Records shown
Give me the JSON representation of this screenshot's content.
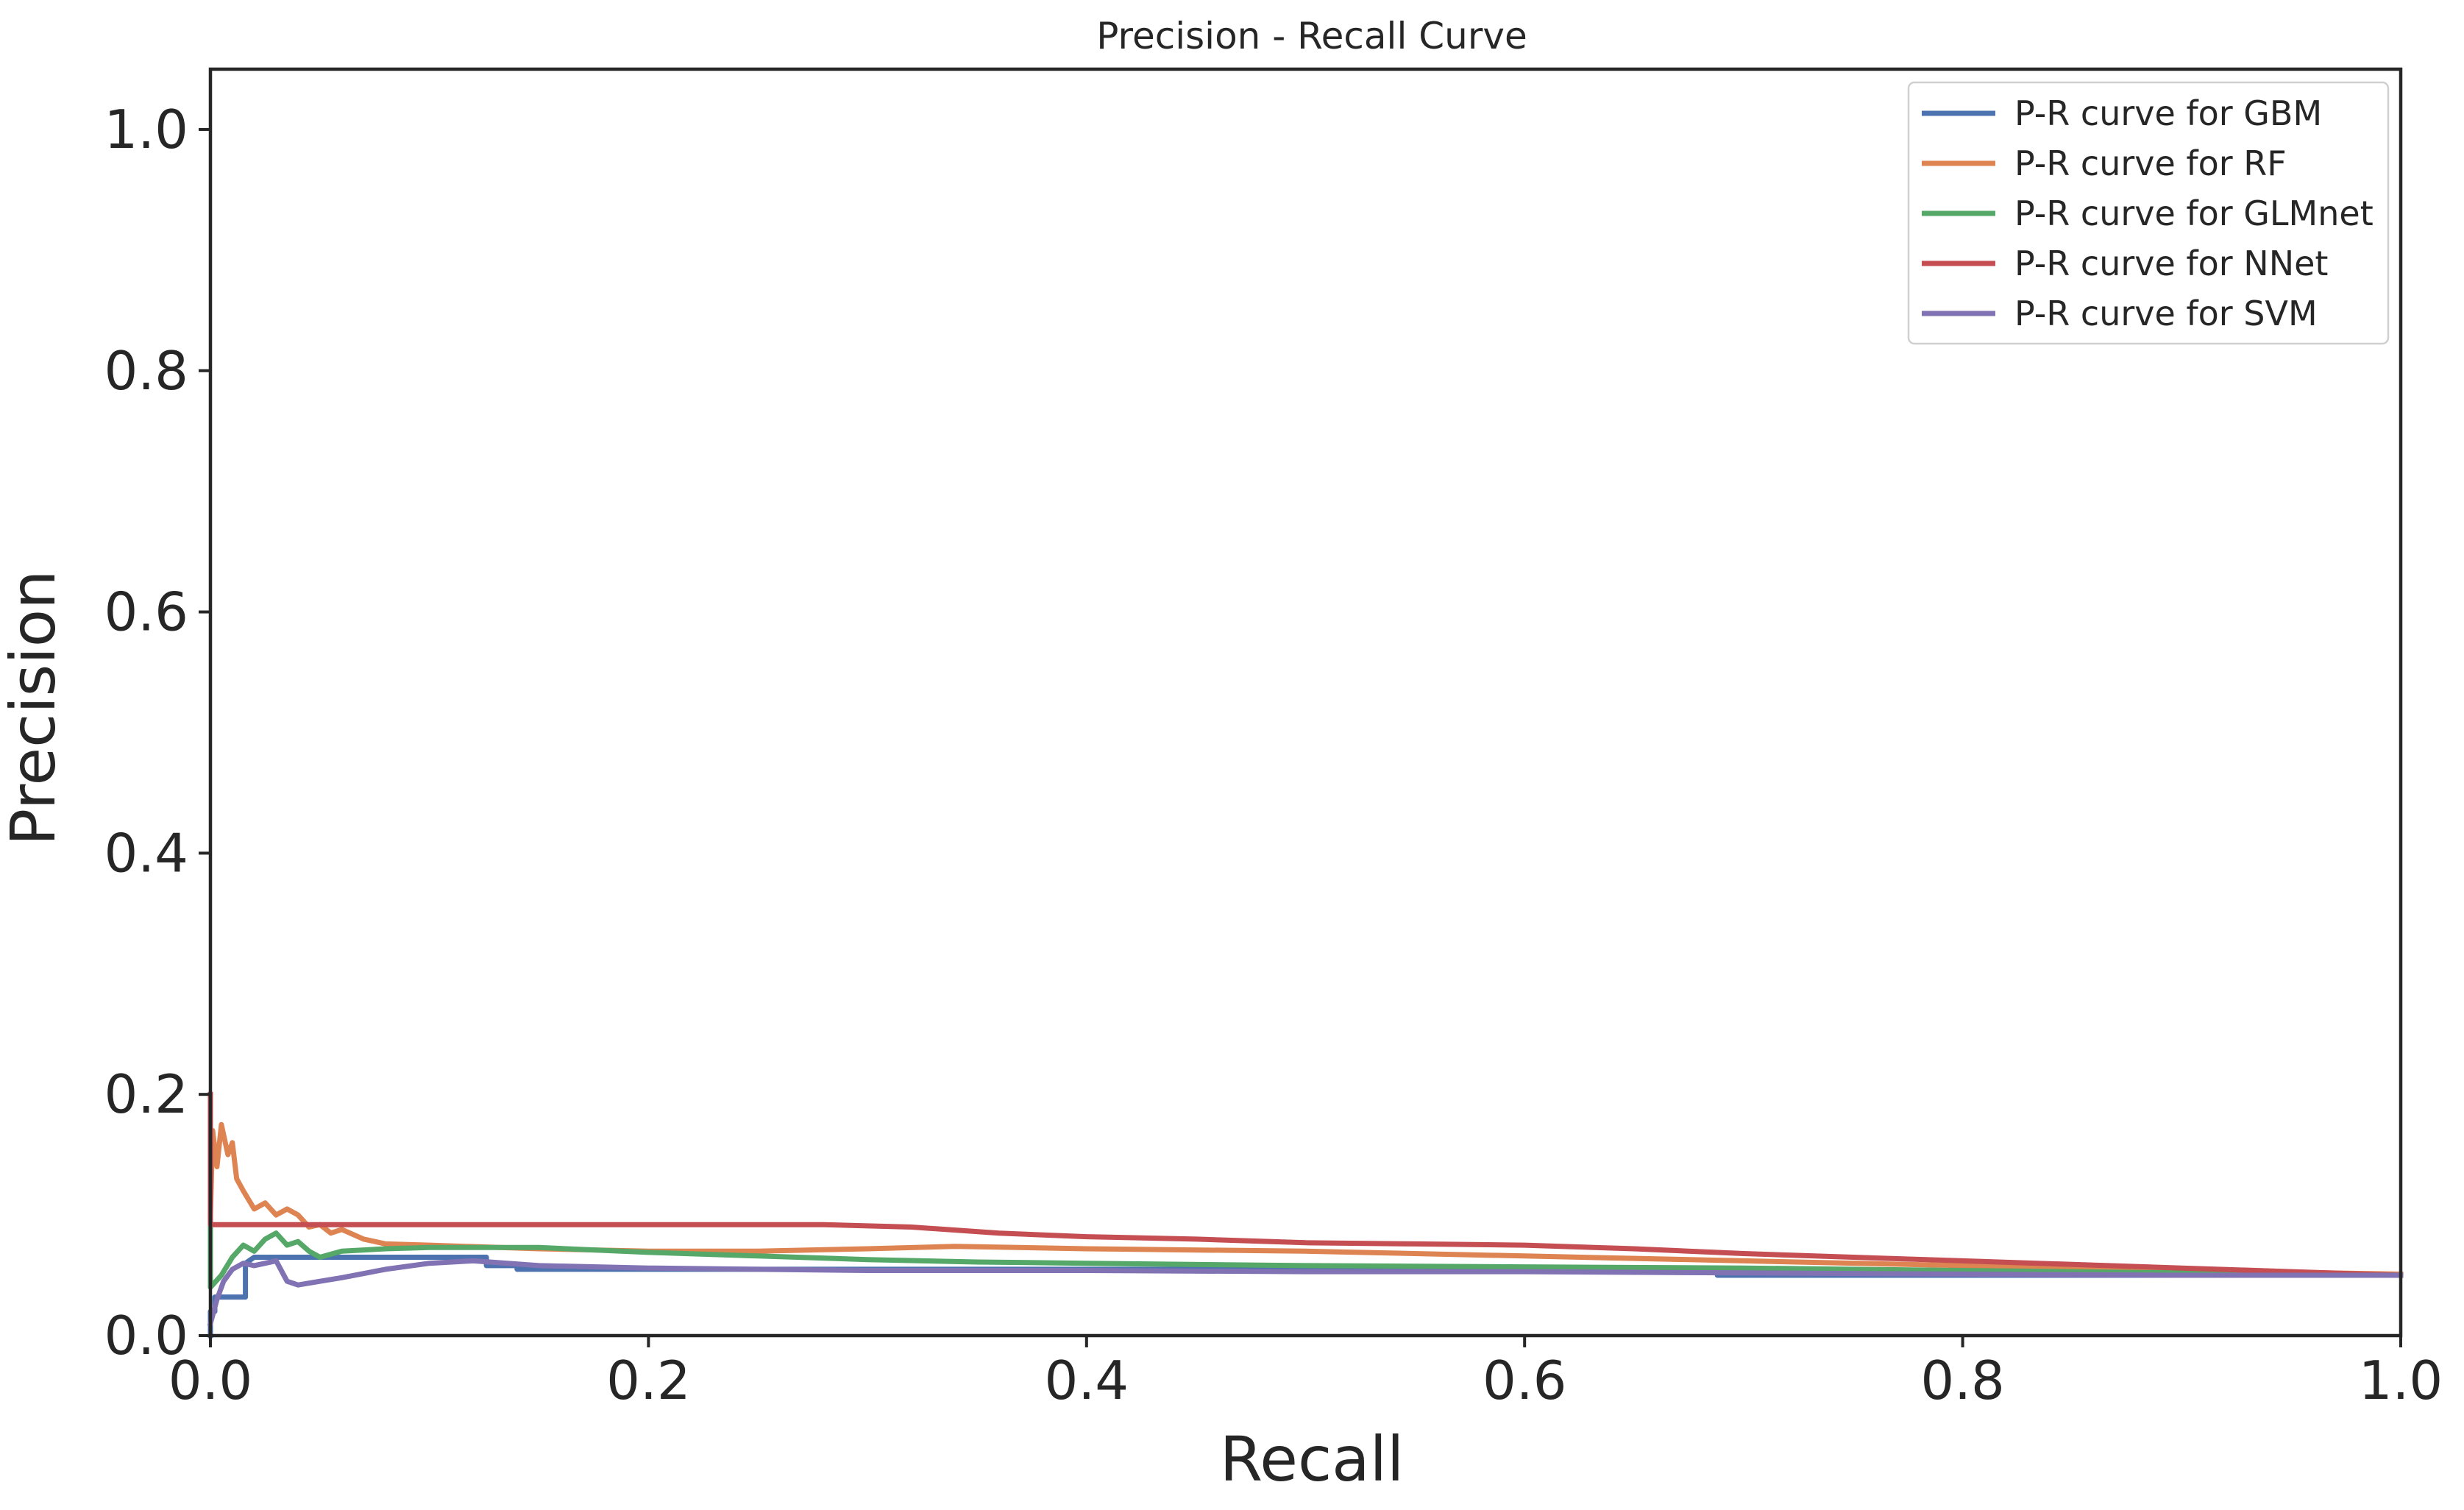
{
  "chart_data": {
    "type": "line",
    "title": "Precision - Recall Curve",
    "xlabel": "Recall",
    "ylabel": "Precision",
    "xlim": [
      0.0,
      1.0
    ],
    "ylim": [
      0.0,
      1.05
    ],
    "xticks": [
      0.0,
      0.2,
      0.4,
      0.6,
      0.8,
      1.0
    ],
    "yticks": [
      0.0,
      0.2,
      0.4,
      0.6,
      0.8,
      1.0
    ],
    "xtick_labels": [
      "0.0",
      "0.2",
      "0.4",
      "0.6",
      "0.8",
      "1.0"
    ],
    "ytick_labels": [
      "0.0",
      "0.2",
      "0.4",
      "0.6",
      "0.8",
      "1.0"
    ],
    "grid": false,
    "legend_position": "top-right",
    "series": [
      {
        "name": "P-R curve for GBM",
        "color": "#4c72b0",
        "points": [
          [
            0.0,
            0.0
          ],
          [
            0.0,
            0.02
          ],
          [
            0.002,
            0.02
          ],
          [
            0.002,
            0.032
          ],
          [
            0.016,
            0.032
          ],
          [
            0.016,
            0.06
          ],
          [
            0.02,
            0.065
          ],
          [
            0.126,
            0.065
          ],
          [
            0.126,
            0.058
          ],
          [
            0.14,
            0.058
          ],
          [
            0.14,
            0.055
          ],
          [
            0.4,
            0.055
          ],
          [
            0.6,
            0.055
          ],
          [
            0.688,
            0.055
          ],
          [
            0.688,
            0.05
          ],
          [
            0.8,
            0.05
          ],
          [
            0.9,
            0.05
          ],
          [
            1.0,
            0.05
          ]
        ]
      },
      {
        "name": "P-R curve for RF",
        "color": "#dd8452",
        "points": [
          [
            0.0,
            0.1
          ],
          [
            0.001,
            0.17
          ],
          [
            0.003,
            0.14
          ],
          [
            0.005,
            0.175
          ],
          [
            0.008,
            0.15
          ],
          [
            0.01,
            0.16
          ],
          [
            0.012,
            0.13
          ],
          [
            0.015,
            0.12
          ],
          [
            0.02,
            0.105
          ],
          [
            0.025,
            0.11
          ],
          [
            0.03,
            0.1
          ],
          [
            0.035,
            0.105
          ],
          [
            0.04,
            0.1
          ],
          [
            0.045,
            0.09
          ],
          [
            0.05,
            0.092
          ],
          [
            0.055,
            0.085
          ],
          [
            0.06,
            0.088
          ],
          [
            0.07,
            0.08
          ],
          [
            0.08,
            0.076
          ],
          [
            0.1,
            0.075
          ],
          [
            0.15,
            0.072
          ],
          [
            0.2,
            0.07
          ],
          [
            0.25,
            0.07
          ],
          [
            0.3,
            0.072
          ],
          [
            0.34,
            0.074
          ],
          [
            0.4,
            0.072
          ],
          [
            0.5,
            0.07
          ],
          [
            0.6,
            0.066
          ],
          [
            0.7,
            0.062
          ],
          [
            0.8,
            0.058
          ],
          [
            0.9,
            0.054
          ],
          [
            1.0,
            0.051
          ]
        ]
      },
      {
        "name": "P-R curve for GLMnet",
        "color": "#55a868",
        "points": [
          [
            0.0,
            0.09
          ],
          [
            0.0,
            0.04
          ],
          [
            0.005,
            0.05
          ],
          [
            0.01,
            0.065
          ],
          [
            0.015,
            0.075
          ],
          [
            0.02,
            0.07
          ],
          [
            0.025,
            0.08
          ],
          [
            0.03,
            0.085
          ],
          [
            0.035,
            0.075
          ],
          [
            0.04,
            0.078
          ],
          [
            0.045,
            0.07
          ],
          [
            0.05,
            0.065
          ],
          [
            0.06,
            0.07
          ],
          [
            0.08,
            0.072
          ],
          [
            0.1,
            0.073
          ],
          [
            0.15,
            0.073
          ],
          [
            0.2,
            0.069
          ],
          [
            0.25,
            0.066
          ],
          [
            0.3,
            0.063
          ],
          [
            0.35,
            0.061
          ],
          [
            0.4,
            0.06
          ],
          [
            0.5,
            0.058
          ],
          [
            0.6,
            0.057
          ],
          [
            0.7,
            0.056
          ],
          [
            0.8,
            0.054
          ],
          [
            0.9,
            0.052
          ],
          [
            1.0,
            0.05
          ]
        ]
      },
      {
        "name": "P-R curve for NNet",
        "color": "#c44e52",
        "points": [
          [
            0.0,
            0.2
          ],
          [
            0.0,
            0.092
          ],
          [
            0.1,
            0.092
          ],
          [
            0.2,
            0.092
          ],
          [
            0.28,
            0.092
          ],
          [
            0.32,
            0.09
          ],
          [
            0.36,
            0.085
          ],
          [
            0.4,
            0.082
          ],
          [
            0.45,
            0.08
          ],
          [
            0.5,
            0.077
          ],
          [
            0.55,
            0.076
          ],
          [
            0.6,
            0.075
          ],
          [
            0.65,
            0.072
          ],
          [
            0.7,
            0.068
          ],
          [
            0.75,
            0.065
          ],
          [
            0.8,
            0.062
          ],
          [
            0.85,
            0.059
          ],
          [
            0.9,
            0.056
          ],
          [
            0.95,
            0.053
          ],
          [
            1.0,
            0.05
          ]
        ]
      },
      {
        "name": "P-R curve for SVM",
        "color": "#8172b3",
        "points": [
          [
            0.0,
            0.01
          ],
          [
            0.003,
            0.03
          ],
          [
            0.006,
            0.045
          ],
          [
            0.01,
            0.055
          ],
          [
            0.015,
            0.06
          ],
          [
            0.02,
            0.058
          ],
          [
            0.03,
            0.062
          ],
          [
            0.035,
            0.045
          ],
          [
            0.04,
            0.042
          ],
          [
            0.05,
            0.045
          ],
          [
            0.06,
            0.048
          ],
          [
            0.08,
            0.055
          ],
          [
            0.1,
            0.06
          ],
          [
            0.12,
            0.062
          ],
          [
            0.15,
            0.058
          ],
          [
            0.2,
            0.056
          ],
          [
            0.3,
            0.054
          ],
          [
            0.4,
            0.054
          ],
          [
            0.5,
            0.053
          ],
          [
            0.6,
            0.053
          ],
          [
            0.7,
            0.052
          ],
          [
            0.8,
            0.051
          ],
          [
            0.9,
            0.05
          ],
          [
            1.0,
            0.05
          ]
        ]
      }
    ]
  }
}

Exercise directions
Collect, from the material above, every line containing the word "Recall".

Solution to the problem
    "title": "Precision - Recall Curve",
    "xlabel": "Recall",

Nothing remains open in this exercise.